Dataset extract:
------------------------------

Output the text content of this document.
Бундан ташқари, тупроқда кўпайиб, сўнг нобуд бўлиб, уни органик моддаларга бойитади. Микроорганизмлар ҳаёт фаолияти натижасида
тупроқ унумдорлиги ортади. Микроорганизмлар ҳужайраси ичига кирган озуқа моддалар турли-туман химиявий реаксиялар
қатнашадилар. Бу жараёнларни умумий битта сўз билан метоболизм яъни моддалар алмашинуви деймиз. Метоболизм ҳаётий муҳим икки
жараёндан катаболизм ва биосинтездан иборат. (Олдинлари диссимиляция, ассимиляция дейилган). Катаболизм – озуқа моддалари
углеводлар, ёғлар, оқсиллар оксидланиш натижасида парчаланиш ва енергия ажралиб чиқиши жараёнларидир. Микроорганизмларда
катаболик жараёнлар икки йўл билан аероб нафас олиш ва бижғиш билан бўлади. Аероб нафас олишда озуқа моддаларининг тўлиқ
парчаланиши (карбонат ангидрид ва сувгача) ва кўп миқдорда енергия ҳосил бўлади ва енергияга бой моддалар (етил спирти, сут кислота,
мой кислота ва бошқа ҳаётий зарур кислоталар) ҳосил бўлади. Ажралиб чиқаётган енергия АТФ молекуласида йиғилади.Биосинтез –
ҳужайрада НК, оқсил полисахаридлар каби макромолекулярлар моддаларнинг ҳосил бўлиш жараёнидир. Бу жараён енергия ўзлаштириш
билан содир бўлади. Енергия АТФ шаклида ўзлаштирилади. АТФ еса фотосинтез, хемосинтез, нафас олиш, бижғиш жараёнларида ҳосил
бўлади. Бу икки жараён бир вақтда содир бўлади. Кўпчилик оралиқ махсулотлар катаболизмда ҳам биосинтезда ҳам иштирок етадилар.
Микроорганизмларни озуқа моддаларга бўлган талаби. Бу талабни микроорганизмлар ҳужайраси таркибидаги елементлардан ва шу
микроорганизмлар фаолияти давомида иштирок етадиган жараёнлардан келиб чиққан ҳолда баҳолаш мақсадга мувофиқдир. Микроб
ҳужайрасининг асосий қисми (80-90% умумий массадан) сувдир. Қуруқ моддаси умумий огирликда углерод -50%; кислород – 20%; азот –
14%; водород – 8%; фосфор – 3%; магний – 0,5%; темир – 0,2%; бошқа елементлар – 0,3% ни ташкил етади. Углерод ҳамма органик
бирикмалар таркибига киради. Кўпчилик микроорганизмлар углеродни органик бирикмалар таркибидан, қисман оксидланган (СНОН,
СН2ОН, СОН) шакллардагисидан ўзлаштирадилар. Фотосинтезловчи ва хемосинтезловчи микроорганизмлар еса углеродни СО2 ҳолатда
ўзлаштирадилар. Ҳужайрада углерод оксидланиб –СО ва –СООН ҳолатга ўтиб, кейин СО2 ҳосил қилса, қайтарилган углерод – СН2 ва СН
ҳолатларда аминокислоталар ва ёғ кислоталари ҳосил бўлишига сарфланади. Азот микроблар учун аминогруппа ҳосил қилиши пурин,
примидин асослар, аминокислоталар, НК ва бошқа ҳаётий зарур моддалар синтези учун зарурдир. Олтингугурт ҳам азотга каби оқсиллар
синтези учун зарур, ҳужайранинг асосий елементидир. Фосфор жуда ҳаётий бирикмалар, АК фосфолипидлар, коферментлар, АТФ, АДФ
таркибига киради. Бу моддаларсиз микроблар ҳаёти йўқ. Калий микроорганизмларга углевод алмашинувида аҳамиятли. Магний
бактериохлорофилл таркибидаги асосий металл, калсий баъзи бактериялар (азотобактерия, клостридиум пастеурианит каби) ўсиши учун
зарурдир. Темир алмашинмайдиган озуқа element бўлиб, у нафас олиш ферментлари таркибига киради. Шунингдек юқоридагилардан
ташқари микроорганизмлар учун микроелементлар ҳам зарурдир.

------------------------------

Given instruction: Copy out all lines from the material above that contain the string "бўлиб".

Solution to the exercise:
Бундан ташқари, тупроқда кўпайиб, сўнг нобуд бўлиб, уни органик моддаларга бойитади. Микроорганизмлар ҳаёт фаолияти натижасида
зарурдир. Темир алмашинмайдиган озуқа element бўлиб, у нафас олиш ферментлари таркибига киради. Шунингдек юқоридагилардан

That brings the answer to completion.